**WORK TO BE COMPLETED:**
Turn the lines of the material from the one containing "1327, 307, 1380]" through the one containing "1641, 571, 1694]", both included, into a numbered list, omitting any blank lines.

**TASK MATERIAL:**
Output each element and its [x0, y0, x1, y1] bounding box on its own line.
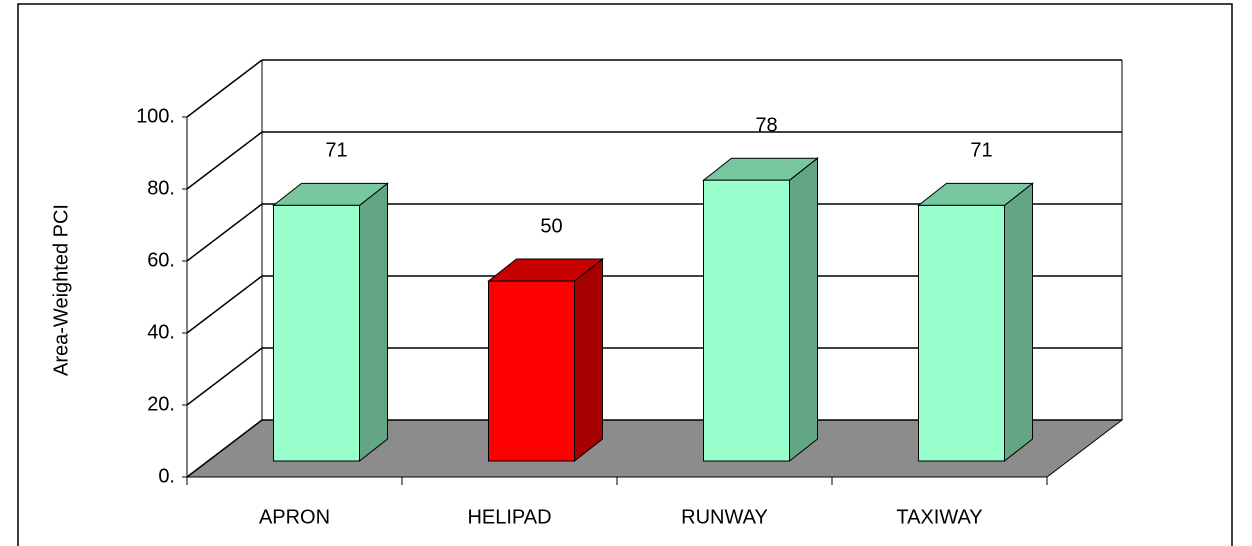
value-label: 50 [540, 215, 562, 237]
bar-side [359, 182, 388, 463]
grid-line [186, 59, 263, 118]
grid-line [186, 131, 263, 190]
y-tick-label: 80. [147, 177, 175, 199]
bar [273, 204, 360, 462]
bar [488, 280, 575, 462]
bar-side [789, 157, 818, 463]
y-tick-label: 40. [147, 321, 175, 343]
grid-line [186, 203, 263, 262]
y-tick-label: 100. [136, 105, 175, 127]
x-tick-label: TAXIWAY [896, 506, 982, 528]
value-label: 71 [325, 140, 347, 162]
y-axis-label: Area-Weighted PCI [50, 204, 72, 376]
x-tick-label: RUNWAY [681, 506, 768, 528]
grid-line [186, 275, 263, 334]
x-tick-label: APRON [259, 506, 330, 528]
grid-line [186, 347, 263, 406]
y-tick-label: 20. [147, 393, 175, 415]
y-tick-label: 0. [158, 465, 175, 487]
value-label: 71 [970, 140, 992, 162]
bar [703, 179, 790, 462]
grid-line [186, 419, 263, 478]
y-tick-label: 60. [147, 249, 175, 271]
bar [918, 204, 1005, 462]
bar-side [574, 257, 603, 463]
x-tick-label: HELIPAD [467, 506, 551, 528]
value-label: 78 [755, 114, 777, 136]
frame [17, 3, 1233, 546]
bar-side [1004, 182, 1033, 463]
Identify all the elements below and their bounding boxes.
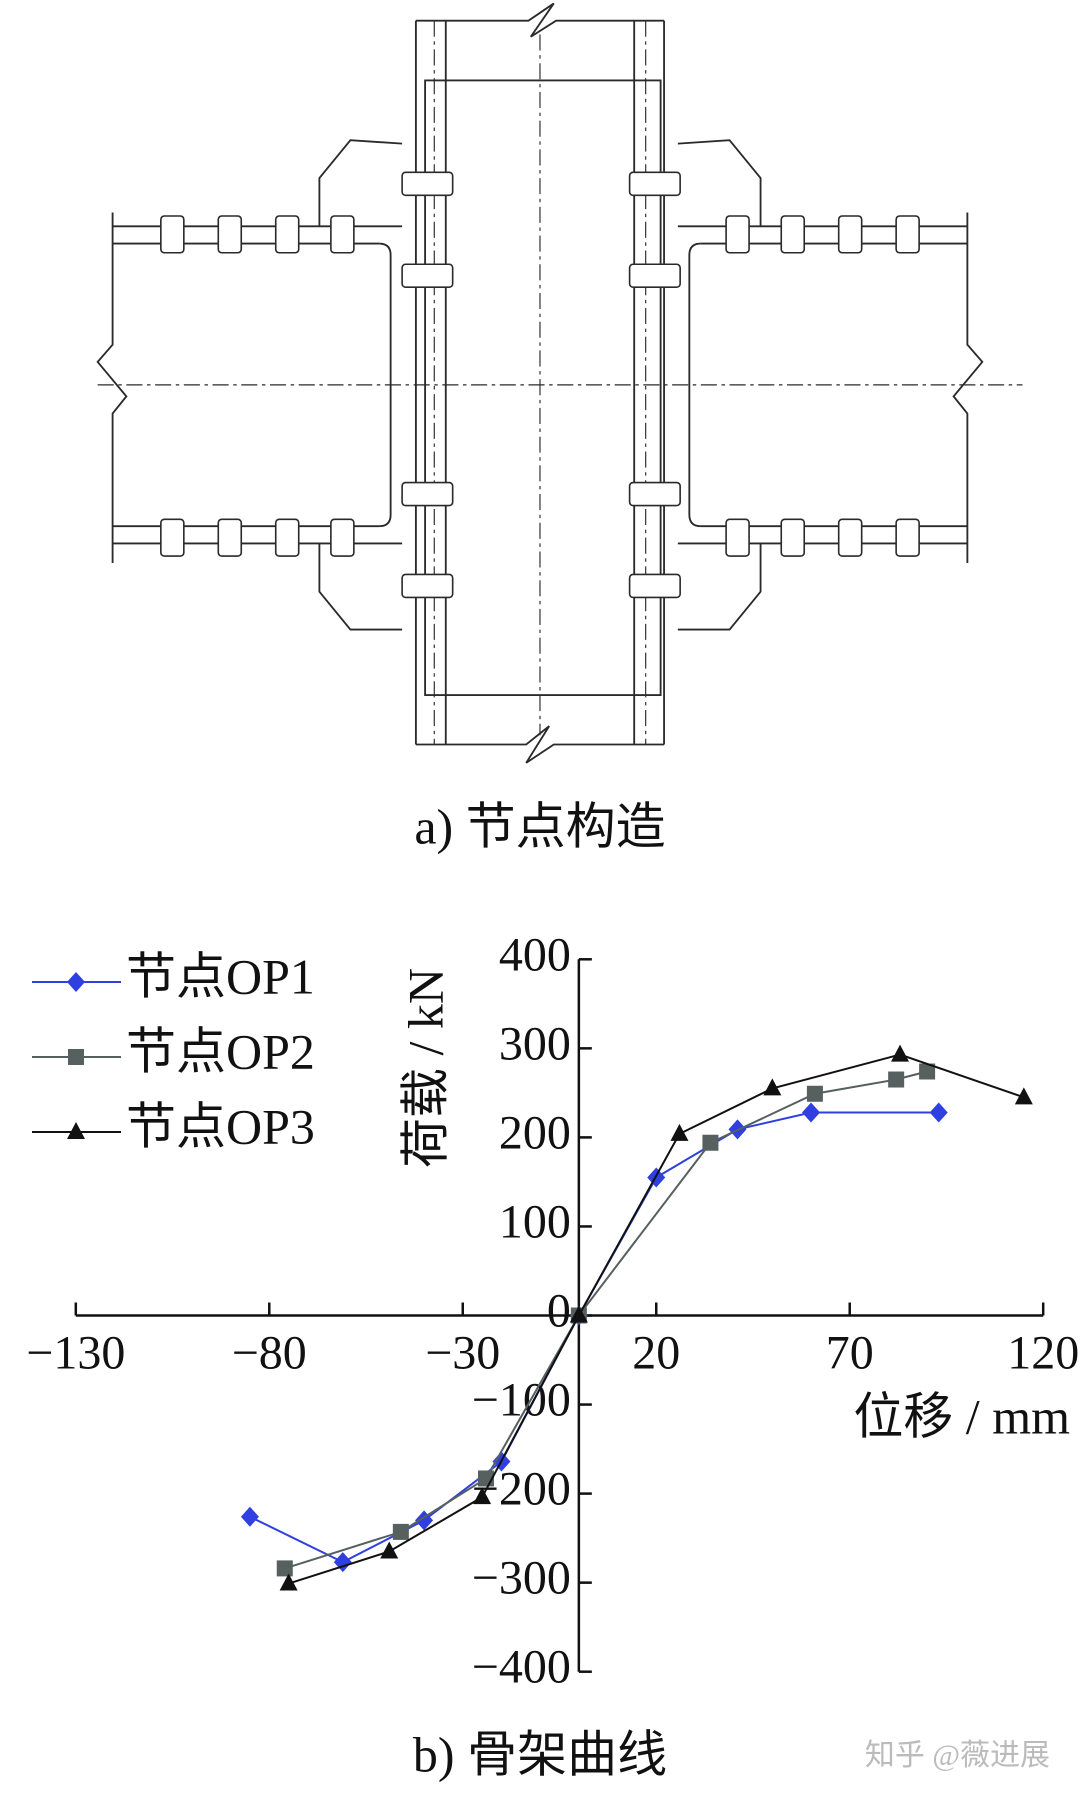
x-tick-label: −80	[232, 1327, 307, 1380]
y-tick-label: 0	[547, 1285, 571, 1338]
x-tick-label: 20	[632, 1327, 680, 1380]
marker	[1014, 1087, 1033, 1105]
x-axis-title: 位移 / mm	[853, 1388, 1070, 1444]
marker	[763, 1078, 782, 1096]
marker	[670, 1123, 689, 1141]
legend-label: 节点OP2	[126, 1023, 315, 1079]
diagram-caption: a) 节点构造	[414, 798, 665, 854]
marker	[929, 1102, 948, 1123]
x-tick-label: −30	[425, 1327, 500, 1380]
marker	[702, 1134, 719, 1151]
marker	[279, 1573, 298, 1591]
marker	[888, 1071, 905, 1088]
y-tick-label: −400	[472, 1641, 571, 1694]
series-line	[284, 1070, 928, 1570]
legend-label: 节点OP1	[126, 948, 315, 1004]
marker	[392, 1523, 409, 1540]
marker	[569, 1305, 588, 1323]
joint-diagram	[96, 2, 1023, 764]
marker	[919, 1063, 936, 1080]
x-tick-label: 120	[1007, 1327, 1079, 1380]
marker	[806, 1085, 823, 1102]
marker	[891, 1044, 910, 1062]
marker	[380, 1541, 399, 1559]
y-tick-label: 300	[499, 1017, 571, 1070]
watermark: 知乎 @薇进展	[865, 1739, 1050, 1772]
marker	[276, 1560, 293, 1577]
x-tick-label: −130	[26, 1327, 125, 1380]
marker	[473, 1487, 492, 1505]
y-axis-title: 荷载 / kN	[397, 968, 453, 1168]
y-tick-label: 100	[499, 1195, 571, 1248]
marker	[802, 1102, 821, 1123]
y-tick-label: 400	[499, 928, 571, 981]
y-tick-label: −100	[472, 1374, 571, 1427]
chart-caption: b) 骨架曲线	[413, 1726, 667, 1782]
y-tick-label: −300	[472, 1552, 571, 1605]
series-line	[288, 1053, 1025, 1585]
marker	[67, 1122, 85, 1139]
marker	[240, 1506, 259, 1527]
legend-label: 节点OP3	[126, 1098, 315, 1154]
x-tick-label: 70	[826, 1327, 874, 1380]
y-tick-label: 200	[499, 1106, 571, 1159]
marker	[68, 1049, 84, 1065]
marker	[67, 972, 85, 992]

**FULL RESPONSE:**
1. x-tick-label: −80	[232, 1327, 307, 1380]
2. y-tick-label: 0	[547, 1285, 571, 1338]
3. x-tick-label: 20	[632, 1327, 680, 1380]
4. marker	[1014, 1087, 1033, 1105]
5. x-axis-title: 位移 / mm	[853, 1388, 1070, 1444]
6. marker	[763, 1078, 782, 1096]
7. marker	[670, 1123, 689, 1141]
8. legend-label: 节点OP2	[126, 1023, 315, 1079]
9. diagram-caption: a) 节点构造	[414, 798, 665, 854]
10. marker	[929, 1102, 948, 1123]
11. x-tick-label: −30	[425, 1327, 500, 1380]
12. marker	[702, 1134, 719, 1151]
13. marker	[279, 1573, 298, 1591]
14. marker	[888, 1071, 905, 1088]
15. y-tick-label: −400	[472, 1641, 571, 1694]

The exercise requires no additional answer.